Input material:

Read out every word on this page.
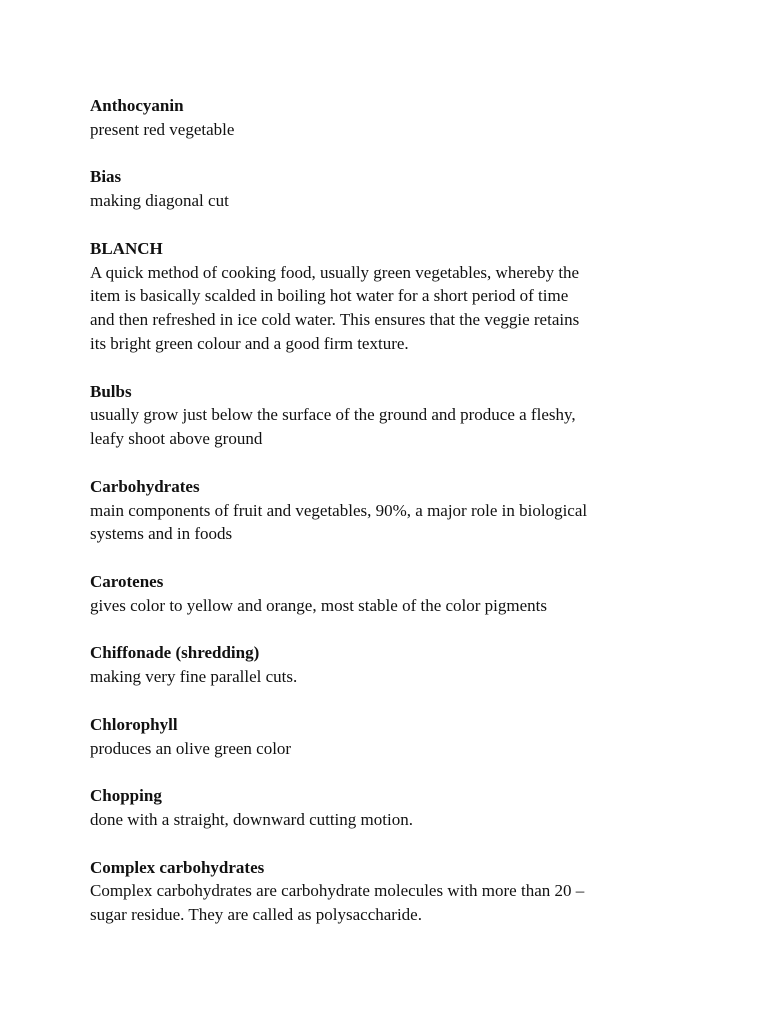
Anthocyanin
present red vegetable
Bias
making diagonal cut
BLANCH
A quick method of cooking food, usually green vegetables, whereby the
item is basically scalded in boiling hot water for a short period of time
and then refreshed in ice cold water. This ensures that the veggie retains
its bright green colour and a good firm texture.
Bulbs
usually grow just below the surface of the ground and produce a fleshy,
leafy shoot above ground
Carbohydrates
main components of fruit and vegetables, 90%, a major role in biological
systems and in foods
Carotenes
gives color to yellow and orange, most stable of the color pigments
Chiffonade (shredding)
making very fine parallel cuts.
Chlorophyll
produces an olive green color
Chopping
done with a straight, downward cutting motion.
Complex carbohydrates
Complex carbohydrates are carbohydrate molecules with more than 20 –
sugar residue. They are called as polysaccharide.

---

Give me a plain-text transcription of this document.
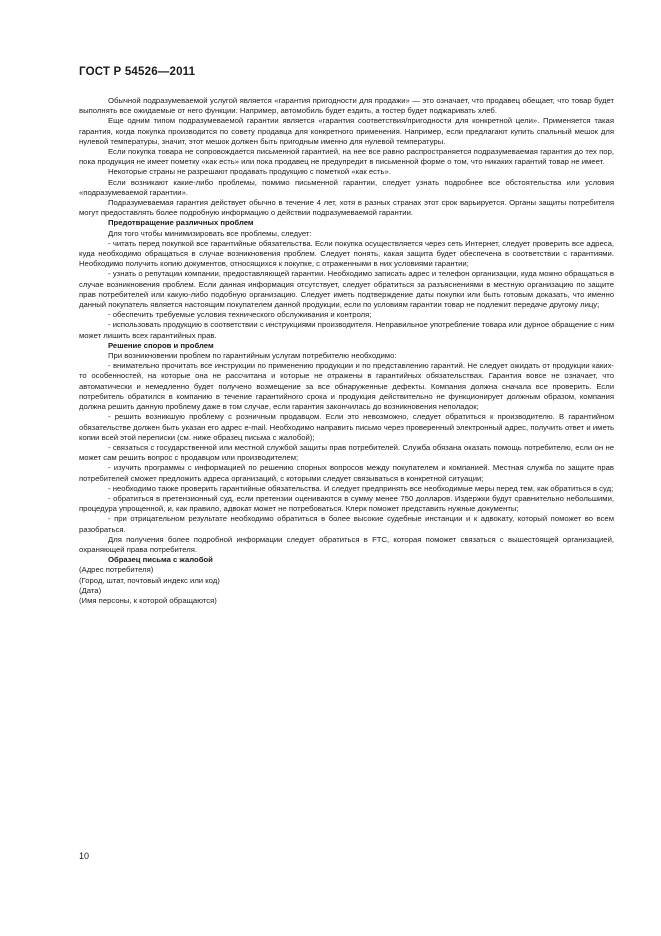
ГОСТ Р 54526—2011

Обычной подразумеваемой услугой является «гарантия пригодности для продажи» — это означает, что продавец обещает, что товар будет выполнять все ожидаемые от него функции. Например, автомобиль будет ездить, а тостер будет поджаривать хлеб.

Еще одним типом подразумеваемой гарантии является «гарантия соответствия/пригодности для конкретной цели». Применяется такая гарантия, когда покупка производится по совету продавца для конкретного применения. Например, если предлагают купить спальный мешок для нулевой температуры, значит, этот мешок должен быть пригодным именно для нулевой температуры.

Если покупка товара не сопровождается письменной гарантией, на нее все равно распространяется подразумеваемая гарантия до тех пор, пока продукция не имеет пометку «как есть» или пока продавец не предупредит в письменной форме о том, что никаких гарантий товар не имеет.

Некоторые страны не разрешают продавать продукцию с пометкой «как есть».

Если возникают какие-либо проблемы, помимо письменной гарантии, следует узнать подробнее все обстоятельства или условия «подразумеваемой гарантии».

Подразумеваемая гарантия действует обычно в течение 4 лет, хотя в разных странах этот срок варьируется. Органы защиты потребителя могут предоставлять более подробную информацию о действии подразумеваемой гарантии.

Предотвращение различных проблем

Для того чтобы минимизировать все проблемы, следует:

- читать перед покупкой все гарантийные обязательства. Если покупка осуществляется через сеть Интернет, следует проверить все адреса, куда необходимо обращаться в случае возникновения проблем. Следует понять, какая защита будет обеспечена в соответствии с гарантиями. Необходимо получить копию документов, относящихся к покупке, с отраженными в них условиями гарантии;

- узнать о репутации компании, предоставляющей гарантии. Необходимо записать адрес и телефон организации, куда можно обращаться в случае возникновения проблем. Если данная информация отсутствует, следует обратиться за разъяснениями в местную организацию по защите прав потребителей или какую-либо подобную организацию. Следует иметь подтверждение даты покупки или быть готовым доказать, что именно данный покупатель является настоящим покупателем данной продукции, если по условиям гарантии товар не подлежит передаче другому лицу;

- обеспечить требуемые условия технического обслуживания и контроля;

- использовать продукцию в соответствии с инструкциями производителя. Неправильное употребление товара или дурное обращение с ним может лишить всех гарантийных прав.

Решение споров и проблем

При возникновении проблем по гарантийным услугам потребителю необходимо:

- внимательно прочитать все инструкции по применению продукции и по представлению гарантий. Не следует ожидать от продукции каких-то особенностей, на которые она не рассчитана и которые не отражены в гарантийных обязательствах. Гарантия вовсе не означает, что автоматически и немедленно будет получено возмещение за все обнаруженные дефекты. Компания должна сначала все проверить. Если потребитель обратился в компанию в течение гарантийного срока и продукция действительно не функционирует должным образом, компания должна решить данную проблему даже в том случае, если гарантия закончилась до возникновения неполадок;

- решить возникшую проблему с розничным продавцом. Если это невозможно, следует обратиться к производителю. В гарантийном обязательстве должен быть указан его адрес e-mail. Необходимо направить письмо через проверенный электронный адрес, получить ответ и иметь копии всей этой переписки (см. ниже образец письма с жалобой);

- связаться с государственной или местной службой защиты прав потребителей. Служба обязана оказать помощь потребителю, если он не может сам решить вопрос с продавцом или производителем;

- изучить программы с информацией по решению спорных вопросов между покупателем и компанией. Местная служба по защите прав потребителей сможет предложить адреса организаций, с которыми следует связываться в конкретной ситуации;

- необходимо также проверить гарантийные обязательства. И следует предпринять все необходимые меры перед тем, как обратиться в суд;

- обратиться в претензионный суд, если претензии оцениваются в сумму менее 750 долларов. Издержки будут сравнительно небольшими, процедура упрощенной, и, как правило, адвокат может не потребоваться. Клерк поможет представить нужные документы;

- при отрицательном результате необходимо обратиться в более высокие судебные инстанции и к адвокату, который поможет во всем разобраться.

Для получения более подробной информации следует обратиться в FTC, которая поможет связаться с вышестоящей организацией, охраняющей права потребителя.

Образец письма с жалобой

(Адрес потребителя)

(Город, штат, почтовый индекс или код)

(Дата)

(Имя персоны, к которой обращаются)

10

--

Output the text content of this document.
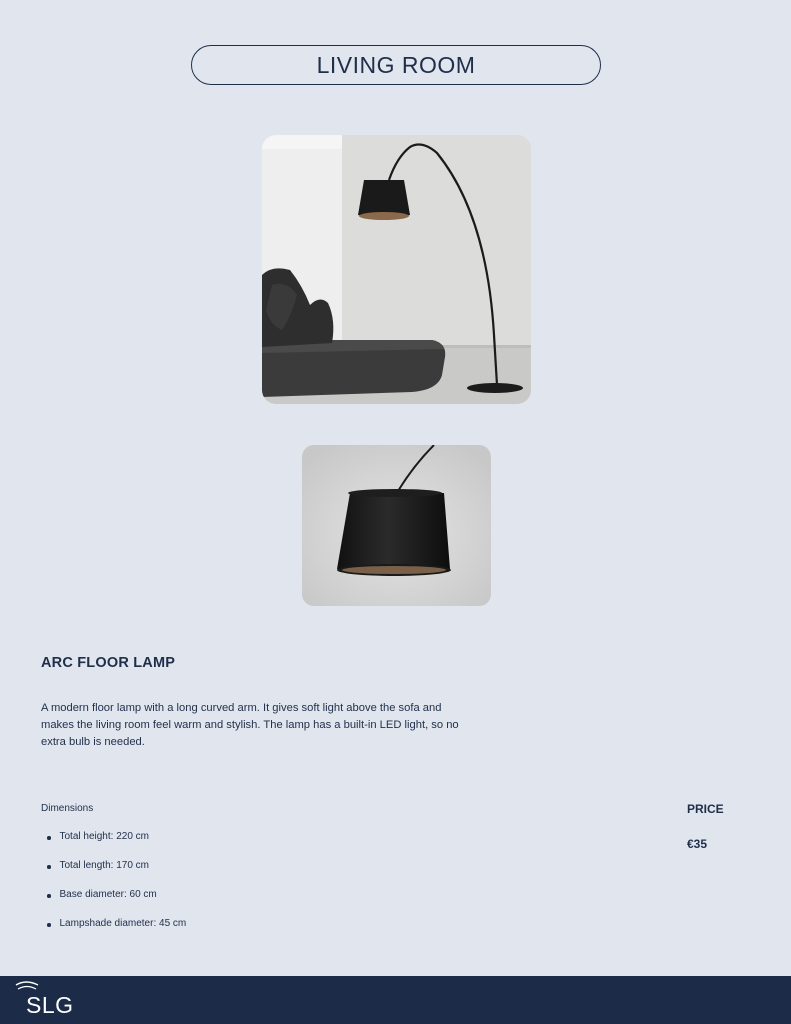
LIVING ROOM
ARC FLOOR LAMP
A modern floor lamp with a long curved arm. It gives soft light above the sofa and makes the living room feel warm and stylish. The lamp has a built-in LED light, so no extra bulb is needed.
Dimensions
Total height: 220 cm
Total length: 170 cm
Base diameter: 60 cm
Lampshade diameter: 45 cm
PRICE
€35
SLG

Work to do: What is the number of lines in the listing that contain the string "продукцию"? Reply with that number alone.

Full solution: 2